### EXERCISE BRIEF
All of the data that follows should be retyped exactly, please, except the pictures.

### PROVIDED RECORDS
==*==

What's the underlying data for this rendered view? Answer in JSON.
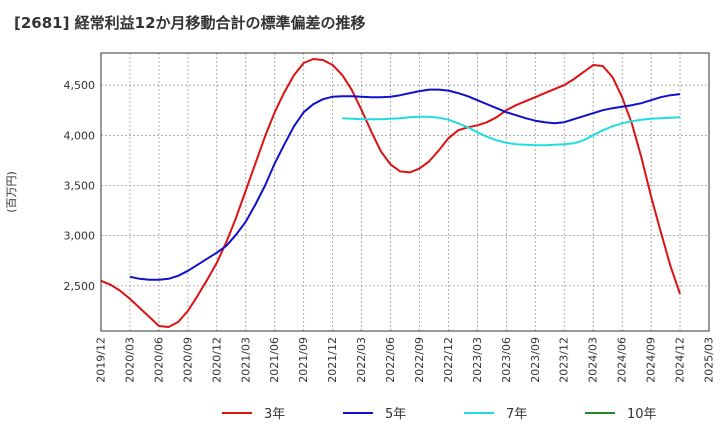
{
  "chart_data": {
    "type": "line",
    "title": "[2681]  経常利益12か月移動合計の標準偏差の推移",
    "ylabel": "(百万円)",
    "xlabel": "",
    "ylim": [
      2050,
      4820
    ],
    "xlim": [
      "2019-12",
      "2025-03"
    ],
    "y_ticks": [
      2500,
      3000,
      3500,
      4000,
      4500
    ],
    "y_tick_labels": [
      "2,500",
      "3,000",
      "3,500",
      "4,000",
      "4,500"
    ],
    "x_tick_labels": [
      "2019/12",
      "2020/03",
      "2020/06",
      "2020/09",
      "2020/12",
      "2021/03",
      "2021/06",
      "2021/09",
      "2021/12",
      "2022/03",
      "2022/06",
      "2022/09",
      "2022/12",
      "2023/03",
      "2023/06",
      "2023/09",
      "2023/12",
      "2024/03",
      "2024/06",
      "2024/09",
      "2024/12",
      "2025/03"
    ],
    "grid": true,
    "legend_position": "bottom",
    "series": [
      {
        "name": "3年",
        "color": "#dd1111",
        "x": [
          "2019-12",
          "2020-01",
          "2020-02",
          "2020-03",
          "2020-04",
          "2020-05",
          "2020-06",
          "2020-07",
          "2020-08",
          "2020-09",
          "2020-10",
          "2020-11",
          "2020-12",
          "2021-01",
          "2021-02",
          "2021-03",
          "2021-04",
          "2021-05",
          "2021-06",
          "2021-07",
          "2021-08",
          "2021-09",
          "2021-10",
          "2021-11",
          "2021-12",
          "2022-01",
          "2022-02",
          "2022-03",
          "2022-04",
          "2022-05",
          "2022-06",
          "2022-07",
          "2022-08",
          "2022-09",
          "2022-10",
          "2022-11",
          "2022-12",
          "2023-01",
          "2023-02",
          "2023-03",
          "2023-04",
          "2023-05",
          "2023-06",
          "2023-07",
          "2023-08",
          "2023-09",
          "2023-10",
          "2023-11",
          "2023-12",
          "2024-01",
          "2024-02",
          "2024-03",
          "2024-04",
          "2024-05",
          "2024-06",
          "2024-07",
          "2024-08",
          "2024-09",
          "2024-10",
          "2024-11",
          "2024-12"
        ],
        "values": [
          2550,
          2510,
          2450,
          2370,
          2280,
          2190,
          2100,
          2090,
          2140,
          2250,
          2400,
          2560,
          2730,
          2940,
          3180,
          3450,
          3720,
          3990,
          4230,
          4430,
          4600,
          4720,
          4760,
          4750,
          4700,
          4600,
          4450,
          4250,
          4040,
          3840,
          3710,
          3640,
          3630,
          3670,
          3740,
          3850,
          3970,
          4050,
          4080,
          4100,
          4130,
          4180,
          4250,
          4300,
          4340,
          4380,
          4420,
          4460,
          4500,
          4560,
          4630,
          4700,
          4690,
          4580,
          4380,
          4120,
          3780,
          3390,
          3040,
          2700,
          2420
        ]
      },
      {
        "name": "5年",
        "color": "#1111cc",
        "x": [
          "2020-03",
          "2020-04",
          "2020-05",
          "2020-06",
          "2020-07",
          "2020-08",
          "2020-09",
          "2020-10",
          "2020-11",
          "2020-12",
          "2021-01",
          "2021-02",
          "2021-03",
          "2021-04",
          "2021-05",
          "2021-06",
          "2021-07",
          "2021-08",
          "2021-09",
          "2021-10",
          "2021-11",
          "2021-12",
          "2022-01",
          "2022-02",
          "2022-03",
          "2022-04",
          "2022-05",
          "2022-06",
          "2022-07",
          "2022-08",
          "2022-09",
          "2022-10",
          "2022-11",
          "2022-12",
          "2023-01",
          "2023-02",
          "2023-03",
          "2023-04",
          "2023-05",
          "2023-06",
          "2023-07",
          "2023-08",
          "2023-09",
          "2023-10",
          "2023-11",
          "2023-12",
          "2024-01",
          "2024-02",
          "2024-03",
          "2024-04",
          "2024-05",
          "2024-06",
          "2024-07",
          "2024-08",
          "2024-09",
          "2024-10",
          "2024-11",
          "2024-12"
        ],
        "values": [
          2590,
          2570,
          2560,
          2560,
          2570,
          2600,
          2650,
          2710,
          2770,
          2830,
          2900,
          3010,
          3140,
          3310,
          3500,
          3720,
          3910,
          4090,
          4230,
          4310,
          4360,
          4385,
          4390,
          4390,
          4385,
          4380,
          4380,
          4385,
          4400,
          4420,
          4440,
          4455,
          4455,
          4445,
          4420,
          4390,
          4350,
          4310,
          4270,
          4230,
          4200,
          4170,
          4145,
          4130,
          4120,
          4130,
          4160,
          4190,
          4220,
          4250,
          4270,
          4285,
          4300,
          4320,
          4350,
          4380,
          4400,
          4410
        ]
      },
      {
        "name": "7年",
        "color": "#22dddd",
        "x": [
          "2022-01",
          "2022-02",
          "2022-03",
          "2022-04",
          "2022-05",
          "2022-06",
          "2022-07",
          "2022-08",
          "2022-09",
          "2022-10",
          "2022-11",
          "2022-12",
          "2023-01",
          "2023-02",
          "2023-03",
          "2023-04",
          "2023-05",
          "2023-06",
          "2023-07",
          "2023-08",
          "2023-09",
          "2023-10",
          "2023-11",
          "2023-12",
          "2024-01",
          "2024-02",
          "2024-03",
          "2024-04",
          "2024-05",
          "2024-06",
          "2024-07",
          "2024-08",
          "2024-09",
          "2024-10",
          "2024-11",
          "2024-12"
        ],
        "values": [
          4170,
          4165,
          4160,
          4160,
          4160,
          4165,
          4170,
          4180,
          4185,
          4185,
          4175,
          4155,
          4120,
          4080,
          4030,
          3985,
          3950,
          3925,
          3910,
          3905,
          3900,
          3900,
          3905,
          3910,
          3920,
          3950,
          4000,
          4050,
          4090,
          4120,
          4140,
          4155,
          4165,
          4170,
          4175,
          4180
        ]
      },
      {
        "name": "10年",
        "color": "#228822",
        "x": [],
        "values": []
      }
    ]
  }
}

==*==

### WRITTEN ANSWER
What's the underlying data for this rendered view? Answer in JSON.
{
  "chart_data": {
    "type": "line",
    "title": "[2681]  経常利益12か月移動合計の標準偏差の推移",
    "ylabel": "(百万円)",
    "xlabel": "",
    "ylim": [
      2050,
      4820
    ],
    "xlim": [
      "2019-12",
      "2025-03"
    ],
    "y_ticks": [
      2500,
      3000,
      3500,
      4000,
      4500
    ],
    "y_tick_labels": [
      "2,500",
      "3,000",
      "3,500",
      "4,000",
      "4,500"
    ],
    "x_tick_labels": [
      "2019/12",
      "2020/03",
      "2020/06",
      "2020/09",
      "2020/12",
      "2021/03",
      "2021/06",
      "2021/09",
      "2021/12",
      "2022/03",
      "2022/06",
      "2022/09",
      "2022/12",
      "2023/03",
      "2023/06",
      "2023/09",
      "2023/12",
      "2024/03",
      "2024/06",
      "2024/09",
      "2024/12",
      "2025/03"
    ],
    "grid": true,
    "legend_position": "bottom",
    "series": [
      {
        "name": "3年",
        "color": "#dd1111",
        "x": [
          "2019-12",
          "2020-01",
          "2020-02",
          "2020-03",
          "2020-04",
          "2020-05",
          "2020-06",
          "2020-07",
          "2020-08",
          "2020-09",
          "2020-10",
          "2020-11",
          "2020-12",
          "2021-01",
          "2021-02",
          "2021-03",
          "2021-04",
          "2021-05",
          "2021-06",
          "2021-07",
          "2021-08",
          "2021-09",
          "2021-10",
          "2021-11",
          "2021-12",
          "2022-01",
          "2022-02",
          "2022-03",
          "2022-04",
          "2022-05",
          "2022-06",
          "2022-07",
          "2022-08",
          "2022-09",
          "2022-10",
          "2022-11",
          "2022-12",
          "2023-01",
          "2023-02",
          "2023-03",
          "2023-04",
          "2023-05",
          "2023-06",
          "2023-07",
          "2023-08",
          "2023-09",
          "2023-10",
          "2023-11",
          "2023-12",
          "2024-01",
          "2024-02",
          "2024-03",
          "2024-04",
          "2024-05",
          "2024-06",
          "2024-07",
          "2024-08",
          "2024-09",
          "2024-10",
          "2024-11",
          "2024-12"
        ],
        "values": [
          2550,
          2510,
          2450,
          2370,
          2280,
          2190,
          2100,
          2090,
          2140,
          2250,
          2400,
          2560,
          2730,
          2940,
          3180,
          3450,
          3720,
          3990,
          4230,
          4430,
          4600,
          4720,
          4760,
          4750,
          4700,
          4600,
          4450,
          4250,
          4040,
          3840,
          3710,
          3640,
          3630,
          3670,
          3740,
          3850,
          3970,
          4050,
          4080,
          4100,
          4130,
          4180,
          4250,
          4300,
          4340,
          4380,
          4420,
          4460,
          4500,
          4560,
          4630,
          4700,
          4690,
          4580,
          4380,
          4120,
          3780,
          3390,
          3040,
          2700,
          2420
        ]
      },
      {
        "name": "5年",
        "color": "#1111cc",
        "x": [
          "2020-03",
          "2020-04",
          "2020-05",
          "2020-06",
          "2020-07",
          "2020-08",
          "2020-09",
          "2020-10",
          "2020-11",
          "2020-12",
          "2021-01",
          "2021-02",
          "2021-03",
          "2021-04",
          "2021-05",
          "2021-06",
          "2021-07",
          "2021-08",
          "2021-09",
          "2021-10",
          "2021-11",
          "2021-12",
          "2022-01",
          "2022-02",
          "2022-03",
          "2022-04",
          "2022-05",
          "2022-06",
          "2022-07",
          "2022-08",
          "2022-09",
          "2022-10",
          "2022-11",
          "2022-12",
          "2023-01",
          "2023-02",
          "2023-03",
          "2023-04",
          "2023-05",
          "2023-06",
          "2023-07",
          "2023-08",
          "2023-09",
          "2023-10",
          "2023-11",
          "2023-12",
          "2024-01",
          "2024-02",
          "2024-03",
          "2024-04",
          "2024-05",
          "2024-06",
          "2024-07",
          "2024-08",
          "2024-09",
          "2024-10",
          "2024-11",
          "2024-12"
        ],
        "values": [
          2590,
          2570,
          2560,
          2560,
          2570,
          2600,
          2650,
          2710,
          2770,
          2830,
          2900,
          3010,
          3140,
          3310,
          3500,
          3720,
          3910,
          4090,
          4230,
          4310,
          4360,
          4385,
          4390,
          4390,
          4385,
          4380,
          4380,
          4385,
          4400,
          4420,
          4440,
          4455,
          4455,
          4445,
          4420,
          4390,
          4350,
          4310,
          4270,
          4230,
          4200,
          4170,
          4145,
          4130,
          4120,
          4130,
          4160,
          4190,
          4220,
          4250,
          4270,
          4285,
          4300,
          4320,
          4350,
          4380,
          4400,
          4410
        ]
      },
      {
        "name": "7年",
        "color": "#22dddd",
        "x": [
          "2022-01",
          "2022-02",
          "2022-03",
          "2022-04",
          "2022-05",
          "2022-06",
          "2022-07",
          "2022-08",
          "2022-09",
          "2022-10",
          "2022-11",
          "2022-12",
          "2023-01",
          "2023-02",
          "2023-03",
          "2023-04",
          "2023-05",
          "2023-06",
          "2023-07",
          "2023-08",
          "2023-09",
          "2023-10",
          "2023-11",
          "2023-12",
          "2024-01",
          "2024-02",
          "2024-03",
          "2024-04",
          "2024-05",
          "2024-06",
          "2024-07",
          "2024-08",
          "2024-09",
          "2024-10",
          "2024-11",
          "2024-12"
        ],
        "values": [
          4170,
          4165,
          4160,
          4160,
          4160,
          4165,
          4170,
          4180,
          4185,
          4185,
          4175,
          4155,
          4120,
          4080,
          4030,
          3985,
          3950,
          3925,
          3910,
          3905,
          3900,
          3900,
          3905,
          3910,
          3920,
          3950,
          4000,
          4050,
          4090,
          4120,
          4140,
          4155,
          4165,
          4170,
          4175,
          4180
        ]
      },
      {
        "name": "10年",
        "color": "#228822",
        "x": [],
        "values": []
      }
    ]
  }
}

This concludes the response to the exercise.